▸ **THE DATA**:
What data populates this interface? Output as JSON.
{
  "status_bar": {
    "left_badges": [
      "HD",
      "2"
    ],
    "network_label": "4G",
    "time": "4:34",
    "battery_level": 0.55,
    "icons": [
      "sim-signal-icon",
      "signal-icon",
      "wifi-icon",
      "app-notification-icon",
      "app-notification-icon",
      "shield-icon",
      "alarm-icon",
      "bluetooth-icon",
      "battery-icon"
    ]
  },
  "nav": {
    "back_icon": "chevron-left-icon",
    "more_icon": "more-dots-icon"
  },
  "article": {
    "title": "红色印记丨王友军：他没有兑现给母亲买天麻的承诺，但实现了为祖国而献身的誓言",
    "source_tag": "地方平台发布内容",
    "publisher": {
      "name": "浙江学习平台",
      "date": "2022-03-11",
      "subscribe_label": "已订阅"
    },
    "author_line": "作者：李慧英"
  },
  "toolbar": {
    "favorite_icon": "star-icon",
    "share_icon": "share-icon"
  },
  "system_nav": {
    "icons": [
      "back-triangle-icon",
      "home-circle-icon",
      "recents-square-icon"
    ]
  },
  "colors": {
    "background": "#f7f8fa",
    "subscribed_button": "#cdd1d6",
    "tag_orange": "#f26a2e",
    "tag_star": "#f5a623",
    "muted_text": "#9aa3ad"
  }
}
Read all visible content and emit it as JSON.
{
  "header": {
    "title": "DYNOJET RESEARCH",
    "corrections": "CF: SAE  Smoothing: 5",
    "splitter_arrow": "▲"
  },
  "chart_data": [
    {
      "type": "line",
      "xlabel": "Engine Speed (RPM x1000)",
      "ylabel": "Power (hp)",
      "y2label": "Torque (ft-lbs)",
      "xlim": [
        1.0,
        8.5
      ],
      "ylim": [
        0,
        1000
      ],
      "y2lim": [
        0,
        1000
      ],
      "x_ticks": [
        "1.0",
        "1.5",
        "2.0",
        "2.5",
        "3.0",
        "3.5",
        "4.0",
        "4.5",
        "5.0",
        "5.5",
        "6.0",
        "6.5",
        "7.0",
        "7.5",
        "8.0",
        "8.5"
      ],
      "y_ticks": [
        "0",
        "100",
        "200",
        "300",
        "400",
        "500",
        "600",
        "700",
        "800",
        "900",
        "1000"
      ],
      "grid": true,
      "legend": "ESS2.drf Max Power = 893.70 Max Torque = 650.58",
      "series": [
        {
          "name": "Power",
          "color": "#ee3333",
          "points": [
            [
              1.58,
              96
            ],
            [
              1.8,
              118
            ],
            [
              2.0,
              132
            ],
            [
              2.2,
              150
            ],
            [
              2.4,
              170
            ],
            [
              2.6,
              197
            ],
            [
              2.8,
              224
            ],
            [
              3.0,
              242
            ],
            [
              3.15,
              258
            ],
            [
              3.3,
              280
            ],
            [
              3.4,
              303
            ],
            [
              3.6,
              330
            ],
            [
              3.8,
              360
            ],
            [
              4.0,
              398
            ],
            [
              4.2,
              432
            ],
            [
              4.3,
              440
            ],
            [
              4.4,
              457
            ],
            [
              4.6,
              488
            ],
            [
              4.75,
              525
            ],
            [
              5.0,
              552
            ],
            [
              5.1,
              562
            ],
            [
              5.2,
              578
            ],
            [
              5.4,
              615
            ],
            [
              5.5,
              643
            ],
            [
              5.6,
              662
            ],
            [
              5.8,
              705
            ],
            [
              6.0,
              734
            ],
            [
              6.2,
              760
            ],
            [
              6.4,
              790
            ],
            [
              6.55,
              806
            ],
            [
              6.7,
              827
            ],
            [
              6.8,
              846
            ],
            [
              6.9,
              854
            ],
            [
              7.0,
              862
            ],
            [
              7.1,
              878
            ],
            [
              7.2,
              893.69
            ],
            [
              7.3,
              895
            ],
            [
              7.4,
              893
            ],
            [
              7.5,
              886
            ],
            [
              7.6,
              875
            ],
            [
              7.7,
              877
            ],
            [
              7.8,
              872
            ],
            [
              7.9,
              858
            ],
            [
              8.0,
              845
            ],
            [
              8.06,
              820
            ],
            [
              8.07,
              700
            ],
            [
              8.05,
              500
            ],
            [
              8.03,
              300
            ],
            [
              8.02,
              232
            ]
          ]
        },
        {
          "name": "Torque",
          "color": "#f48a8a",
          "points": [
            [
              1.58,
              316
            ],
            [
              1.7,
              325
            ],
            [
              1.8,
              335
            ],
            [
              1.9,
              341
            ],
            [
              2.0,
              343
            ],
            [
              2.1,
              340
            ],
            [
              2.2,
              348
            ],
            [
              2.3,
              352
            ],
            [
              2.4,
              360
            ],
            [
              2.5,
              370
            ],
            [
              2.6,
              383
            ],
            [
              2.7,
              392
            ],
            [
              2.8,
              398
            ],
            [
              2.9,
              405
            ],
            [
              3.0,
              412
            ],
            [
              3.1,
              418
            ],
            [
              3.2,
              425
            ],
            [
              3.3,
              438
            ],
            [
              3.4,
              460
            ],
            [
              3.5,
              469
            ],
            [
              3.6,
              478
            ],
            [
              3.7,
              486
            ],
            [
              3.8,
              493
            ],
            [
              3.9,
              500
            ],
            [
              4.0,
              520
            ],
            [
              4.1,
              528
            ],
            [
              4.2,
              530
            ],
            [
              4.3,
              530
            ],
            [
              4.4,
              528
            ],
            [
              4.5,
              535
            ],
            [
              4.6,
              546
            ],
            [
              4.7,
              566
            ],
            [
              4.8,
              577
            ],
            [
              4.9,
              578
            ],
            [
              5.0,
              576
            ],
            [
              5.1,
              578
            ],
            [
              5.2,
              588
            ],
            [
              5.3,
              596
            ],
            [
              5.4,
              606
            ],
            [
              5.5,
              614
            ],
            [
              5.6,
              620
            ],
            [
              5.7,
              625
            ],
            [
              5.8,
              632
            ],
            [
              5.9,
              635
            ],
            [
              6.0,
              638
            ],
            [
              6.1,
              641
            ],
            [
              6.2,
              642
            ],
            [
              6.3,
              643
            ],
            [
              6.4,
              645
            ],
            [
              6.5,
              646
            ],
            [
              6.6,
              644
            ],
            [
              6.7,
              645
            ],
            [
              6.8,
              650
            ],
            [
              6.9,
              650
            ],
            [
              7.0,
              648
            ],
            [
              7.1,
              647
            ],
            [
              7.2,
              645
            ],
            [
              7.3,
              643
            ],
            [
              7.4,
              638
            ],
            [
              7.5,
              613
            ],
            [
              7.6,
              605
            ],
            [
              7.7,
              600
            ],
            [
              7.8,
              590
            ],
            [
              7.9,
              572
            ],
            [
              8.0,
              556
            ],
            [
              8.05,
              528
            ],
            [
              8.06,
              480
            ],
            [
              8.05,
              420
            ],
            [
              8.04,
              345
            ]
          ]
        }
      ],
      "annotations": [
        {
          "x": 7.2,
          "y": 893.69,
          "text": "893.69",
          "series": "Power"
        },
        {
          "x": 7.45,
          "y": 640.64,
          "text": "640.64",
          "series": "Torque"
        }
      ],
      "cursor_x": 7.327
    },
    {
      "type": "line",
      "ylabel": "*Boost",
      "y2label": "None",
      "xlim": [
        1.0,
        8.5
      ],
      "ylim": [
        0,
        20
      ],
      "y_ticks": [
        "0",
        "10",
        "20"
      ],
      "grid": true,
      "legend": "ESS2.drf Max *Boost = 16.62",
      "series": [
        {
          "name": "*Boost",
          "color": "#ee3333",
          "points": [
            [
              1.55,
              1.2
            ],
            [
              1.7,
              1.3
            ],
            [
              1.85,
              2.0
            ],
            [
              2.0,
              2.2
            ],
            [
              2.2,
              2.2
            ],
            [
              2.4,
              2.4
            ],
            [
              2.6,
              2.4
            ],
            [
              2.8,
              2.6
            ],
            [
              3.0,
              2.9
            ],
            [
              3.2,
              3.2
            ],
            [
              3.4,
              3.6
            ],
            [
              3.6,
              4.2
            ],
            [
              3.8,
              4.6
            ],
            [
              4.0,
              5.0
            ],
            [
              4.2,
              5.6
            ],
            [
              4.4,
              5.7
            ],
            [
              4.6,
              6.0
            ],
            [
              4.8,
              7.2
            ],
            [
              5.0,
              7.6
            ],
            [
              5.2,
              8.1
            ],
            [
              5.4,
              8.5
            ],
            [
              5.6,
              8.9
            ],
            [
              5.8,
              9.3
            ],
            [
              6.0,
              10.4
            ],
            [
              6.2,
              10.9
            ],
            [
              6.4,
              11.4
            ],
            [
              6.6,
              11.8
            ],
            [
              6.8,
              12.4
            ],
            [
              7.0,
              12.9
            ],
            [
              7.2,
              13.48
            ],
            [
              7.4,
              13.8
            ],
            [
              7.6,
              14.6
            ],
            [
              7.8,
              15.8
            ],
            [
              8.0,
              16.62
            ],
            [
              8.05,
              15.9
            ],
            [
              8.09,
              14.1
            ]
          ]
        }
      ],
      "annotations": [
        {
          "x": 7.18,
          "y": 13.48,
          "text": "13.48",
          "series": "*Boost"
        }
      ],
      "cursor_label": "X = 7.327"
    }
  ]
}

▸ **WRITTEN PROBLEM**: Count how many lines above carry the word "series". Only the number is required.

▸ **FULL OUTPUT**: 5